TASK DESCRIPTION:
Keep every line where the word "communis" appears; drop the rest.

DATA FOR THIS TASK:
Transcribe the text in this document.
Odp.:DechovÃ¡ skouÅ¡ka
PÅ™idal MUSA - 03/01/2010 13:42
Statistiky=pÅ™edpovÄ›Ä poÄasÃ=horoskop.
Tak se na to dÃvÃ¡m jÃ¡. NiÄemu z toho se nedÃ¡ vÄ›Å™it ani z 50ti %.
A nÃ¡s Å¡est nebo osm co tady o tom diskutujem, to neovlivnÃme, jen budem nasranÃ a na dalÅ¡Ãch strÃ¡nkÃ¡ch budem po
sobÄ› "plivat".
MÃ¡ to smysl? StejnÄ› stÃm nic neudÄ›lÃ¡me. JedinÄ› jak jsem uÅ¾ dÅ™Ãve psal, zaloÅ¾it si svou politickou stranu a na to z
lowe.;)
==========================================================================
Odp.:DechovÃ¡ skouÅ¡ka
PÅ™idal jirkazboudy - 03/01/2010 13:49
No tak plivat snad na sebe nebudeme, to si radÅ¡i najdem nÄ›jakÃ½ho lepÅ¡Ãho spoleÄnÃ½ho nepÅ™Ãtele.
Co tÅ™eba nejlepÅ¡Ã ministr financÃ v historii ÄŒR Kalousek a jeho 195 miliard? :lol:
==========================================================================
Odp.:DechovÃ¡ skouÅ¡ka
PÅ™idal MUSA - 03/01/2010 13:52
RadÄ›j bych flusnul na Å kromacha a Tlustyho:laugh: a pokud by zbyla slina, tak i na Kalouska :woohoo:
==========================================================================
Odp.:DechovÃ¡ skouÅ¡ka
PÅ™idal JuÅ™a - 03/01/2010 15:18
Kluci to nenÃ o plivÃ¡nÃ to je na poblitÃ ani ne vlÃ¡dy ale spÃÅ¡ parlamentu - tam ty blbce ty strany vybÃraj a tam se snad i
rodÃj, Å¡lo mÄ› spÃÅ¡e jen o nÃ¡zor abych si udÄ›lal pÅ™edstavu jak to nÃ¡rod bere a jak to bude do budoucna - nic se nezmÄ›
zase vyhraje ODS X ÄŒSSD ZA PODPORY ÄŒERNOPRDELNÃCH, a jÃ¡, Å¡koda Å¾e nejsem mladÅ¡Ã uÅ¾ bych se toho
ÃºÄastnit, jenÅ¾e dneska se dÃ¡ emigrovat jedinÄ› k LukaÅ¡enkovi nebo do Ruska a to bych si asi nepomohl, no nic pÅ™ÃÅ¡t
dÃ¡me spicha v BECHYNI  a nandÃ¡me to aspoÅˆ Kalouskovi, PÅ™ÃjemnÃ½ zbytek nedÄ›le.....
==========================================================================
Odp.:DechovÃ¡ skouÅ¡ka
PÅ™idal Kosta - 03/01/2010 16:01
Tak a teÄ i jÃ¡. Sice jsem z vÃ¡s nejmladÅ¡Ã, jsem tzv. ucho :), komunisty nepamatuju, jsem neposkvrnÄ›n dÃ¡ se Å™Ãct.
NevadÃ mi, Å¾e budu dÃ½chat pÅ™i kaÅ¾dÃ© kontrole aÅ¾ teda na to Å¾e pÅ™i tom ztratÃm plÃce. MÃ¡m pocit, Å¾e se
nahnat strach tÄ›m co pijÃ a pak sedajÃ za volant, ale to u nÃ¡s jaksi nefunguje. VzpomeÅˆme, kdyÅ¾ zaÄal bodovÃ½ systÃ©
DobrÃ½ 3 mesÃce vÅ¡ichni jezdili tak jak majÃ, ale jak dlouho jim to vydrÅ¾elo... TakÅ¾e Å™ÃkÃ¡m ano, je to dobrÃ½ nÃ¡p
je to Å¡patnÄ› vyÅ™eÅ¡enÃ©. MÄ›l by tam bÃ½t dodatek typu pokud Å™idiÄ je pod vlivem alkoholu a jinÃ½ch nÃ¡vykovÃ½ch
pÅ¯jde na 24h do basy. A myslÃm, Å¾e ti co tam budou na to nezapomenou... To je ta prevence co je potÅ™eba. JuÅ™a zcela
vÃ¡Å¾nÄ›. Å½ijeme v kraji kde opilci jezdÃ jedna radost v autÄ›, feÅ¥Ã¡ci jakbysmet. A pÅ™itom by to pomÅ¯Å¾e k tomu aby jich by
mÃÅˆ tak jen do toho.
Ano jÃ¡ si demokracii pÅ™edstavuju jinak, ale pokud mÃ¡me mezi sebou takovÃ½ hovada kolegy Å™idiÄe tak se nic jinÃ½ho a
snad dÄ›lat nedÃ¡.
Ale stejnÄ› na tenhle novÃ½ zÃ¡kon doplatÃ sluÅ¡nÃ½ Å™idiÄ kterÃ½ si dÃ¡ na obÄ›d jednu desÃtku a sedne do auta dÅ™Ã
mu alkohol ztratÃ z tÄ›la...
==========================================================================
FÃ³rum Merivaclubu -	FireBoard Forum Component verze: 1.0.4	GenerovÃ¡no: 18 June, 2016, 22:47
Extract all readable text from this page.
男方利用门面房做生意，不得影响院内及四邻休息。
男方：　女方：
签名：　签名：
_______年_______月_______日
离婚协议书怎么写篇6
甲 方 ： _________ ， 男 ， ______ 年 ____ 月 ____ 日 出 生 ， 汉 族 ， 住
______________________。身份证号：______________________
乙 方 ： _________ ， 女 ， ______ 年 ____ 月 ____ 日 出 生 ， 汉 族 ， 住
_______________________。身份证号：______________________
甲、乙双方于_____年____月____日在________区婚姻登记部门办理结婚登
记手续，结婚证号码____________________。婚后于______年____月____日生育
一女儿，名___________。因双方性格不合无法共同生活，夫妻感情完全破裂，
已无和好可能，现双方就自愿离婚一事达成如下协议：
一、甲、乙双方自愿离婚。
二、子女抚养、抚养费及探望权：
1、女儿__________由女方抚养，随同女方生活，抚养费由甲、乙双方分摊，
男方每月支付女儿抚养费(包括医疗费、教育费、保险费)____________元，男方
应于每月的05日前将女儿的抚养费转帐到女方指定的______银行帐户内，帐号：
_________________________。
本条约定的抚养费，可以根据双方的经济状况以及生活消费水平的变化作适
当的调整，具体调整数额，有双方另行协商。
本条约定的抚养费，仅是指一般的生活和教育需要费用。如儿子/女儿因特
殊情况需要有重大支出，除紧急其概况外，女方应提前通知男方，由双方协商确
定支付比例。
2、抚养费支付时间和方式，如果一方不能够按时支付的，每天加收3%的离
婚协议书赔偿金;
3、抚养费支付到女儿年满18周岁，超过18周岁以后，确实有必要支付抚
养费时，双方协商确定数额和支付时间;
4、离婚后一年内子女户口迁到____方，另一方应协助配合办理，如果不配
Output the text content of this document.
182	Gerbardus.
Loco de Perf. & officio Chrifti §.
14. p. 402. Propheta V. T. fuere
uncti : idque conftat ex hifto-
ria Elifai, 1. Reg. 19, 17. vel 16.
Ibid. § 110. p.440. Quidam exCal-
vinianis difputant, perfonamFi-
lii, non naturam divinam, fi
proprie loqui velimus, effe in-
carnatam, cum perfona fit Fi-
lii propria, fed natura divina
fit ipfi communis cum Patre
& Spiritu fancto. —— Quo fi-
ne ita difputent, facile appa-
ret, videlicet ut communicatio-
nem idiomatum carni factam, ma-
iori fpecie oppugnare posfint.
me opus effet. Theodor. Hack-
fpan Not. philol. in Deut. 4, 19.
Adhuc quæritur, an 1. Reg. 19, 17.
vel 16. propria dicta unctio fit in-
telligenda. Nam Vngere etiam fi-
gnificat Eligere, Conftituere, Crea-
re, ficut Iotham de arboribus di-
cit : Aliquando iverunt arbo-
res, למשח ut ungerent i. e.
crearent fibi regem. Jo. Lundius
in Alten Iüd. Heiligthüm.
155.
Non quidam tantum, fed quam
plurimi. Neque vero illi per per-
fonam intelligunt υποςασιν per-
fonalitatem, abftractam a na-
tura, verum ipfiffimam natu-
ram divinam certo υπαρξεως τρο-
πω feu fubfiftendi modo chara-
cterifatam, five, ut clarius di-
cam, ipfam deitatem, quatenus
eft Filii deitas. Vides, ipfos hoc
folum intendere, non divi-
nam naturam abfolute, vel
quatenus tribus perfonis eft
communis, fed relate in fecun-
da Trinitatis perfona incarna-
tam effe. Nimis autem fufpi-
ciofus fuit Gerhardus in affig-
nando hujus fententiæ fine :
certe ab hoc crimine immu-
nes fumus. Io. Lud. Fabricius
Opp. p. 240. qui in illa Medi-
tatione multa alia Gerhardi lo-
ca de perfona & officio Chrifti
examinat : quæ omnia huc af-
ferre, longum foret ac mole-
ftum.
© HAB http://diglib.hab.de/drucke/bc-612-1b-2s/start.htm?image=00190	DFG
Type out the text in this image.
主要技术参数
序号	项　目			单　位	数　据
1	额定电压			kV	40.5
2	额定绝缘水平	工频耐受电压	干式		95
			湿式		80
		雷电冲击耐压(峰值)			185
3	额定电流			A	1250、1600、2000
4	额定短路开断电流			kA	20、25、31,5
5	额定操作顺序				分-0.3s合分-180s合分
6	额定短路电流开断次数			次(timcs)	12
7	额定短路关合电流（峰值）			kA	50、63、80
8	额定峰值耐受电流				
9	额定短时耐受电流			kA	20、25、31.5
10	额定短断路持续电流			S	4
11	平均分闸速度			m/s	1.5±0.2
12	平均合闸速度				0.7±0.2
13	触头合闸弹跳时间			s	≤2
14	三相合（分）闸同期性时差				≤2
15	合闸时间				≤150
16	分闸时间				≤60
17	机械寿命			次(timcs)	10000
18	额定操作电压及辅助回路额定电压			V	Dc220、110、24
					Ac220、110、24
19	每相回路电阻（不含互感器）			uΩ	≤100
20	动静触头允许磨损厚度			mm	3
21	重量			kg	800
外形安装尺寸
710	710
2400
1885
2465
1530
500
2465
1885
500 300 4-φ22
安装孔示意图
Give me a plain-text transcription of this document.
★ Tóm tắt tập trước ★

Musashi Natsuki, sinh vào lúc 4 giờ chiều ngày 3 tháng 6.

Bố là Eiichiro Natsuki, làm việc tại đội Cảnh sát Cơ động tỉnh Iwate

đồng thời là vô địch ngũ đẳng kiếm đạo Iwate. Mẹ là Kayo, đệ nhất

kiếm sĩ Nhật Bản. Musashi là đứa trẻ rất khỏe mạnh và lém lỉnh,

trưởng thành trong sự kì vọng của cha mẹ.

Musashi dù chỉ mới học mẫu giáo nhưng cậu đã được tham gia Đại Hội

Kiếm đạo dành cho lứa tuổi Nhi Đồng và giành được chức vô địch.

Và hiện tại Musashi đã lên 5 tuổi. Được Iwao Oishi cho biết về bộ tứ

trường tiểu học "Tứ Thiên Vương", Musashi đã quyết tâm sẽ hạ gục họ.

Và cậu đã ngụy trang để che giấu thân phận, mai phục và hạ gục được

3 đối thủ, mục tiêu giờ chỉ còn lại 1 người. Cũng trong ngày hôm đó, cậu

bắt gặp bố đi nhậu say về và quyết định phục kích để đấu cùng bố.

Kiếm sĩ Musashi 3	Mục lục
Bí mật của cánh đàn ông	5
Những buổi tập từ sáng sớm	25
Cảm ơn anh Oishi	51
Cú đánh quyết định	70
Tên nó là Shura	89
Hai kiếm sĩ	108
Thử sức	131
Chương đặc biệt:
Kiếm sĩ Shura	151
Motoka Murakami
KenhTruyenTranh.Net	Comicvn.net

TASK OUTPUT:
fit ipfi communis cum Patre
communis, fed relate in fecun-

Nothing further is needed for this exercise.